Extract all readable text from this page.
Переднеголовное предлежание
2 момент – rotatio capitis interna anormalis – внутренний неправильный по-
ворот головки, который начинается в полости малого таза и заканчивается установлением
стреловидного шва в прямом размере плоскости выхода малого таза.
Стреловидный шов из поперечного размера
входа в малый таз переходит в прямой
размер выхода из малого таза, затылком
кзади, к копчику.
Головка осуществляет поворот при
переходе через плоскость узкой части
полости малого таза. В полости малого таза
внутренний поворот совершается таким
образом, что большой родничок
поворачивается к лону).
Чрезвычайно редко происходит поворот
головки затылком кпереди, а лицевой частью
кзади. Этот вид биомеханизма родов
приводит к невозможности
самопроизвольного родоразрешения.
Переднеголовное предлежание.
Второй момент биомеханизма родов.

Task statement ::
Using the data above, return each line exactly as written.

Response to the task ::
Extract all readable text from this page.
Переднеголовное предлежание
2 момент – rotatio capitis interna anormalis – внутренний неправильный по-
ворот головки, который начинается в полости малого таза и заканчивается установлением
стреловидного шва в прямом размере плоскости выхода малого таза.
Стреловидный шов из поперечного размера
входа в малый таз переходит в прямой
размер выхода из малого таза, затылком
кзади, к копчику.
Головка осуществляет поворот при
переходе через плоскость узкой части
полости малого таза. В полости малого таза
внутренний поворот совершается таким
образом, что большой родничок
поворачивается к лону).
Чрезвычайно редко происходит поворот
головки затылком кпереди, а лицевой частью
кзади. Этот вид биомеханизма родов
приводит к невозможности
самопроизвольного родоразрешения.
Переднеголовное предлежание.
Второй момент биомеханизма родов.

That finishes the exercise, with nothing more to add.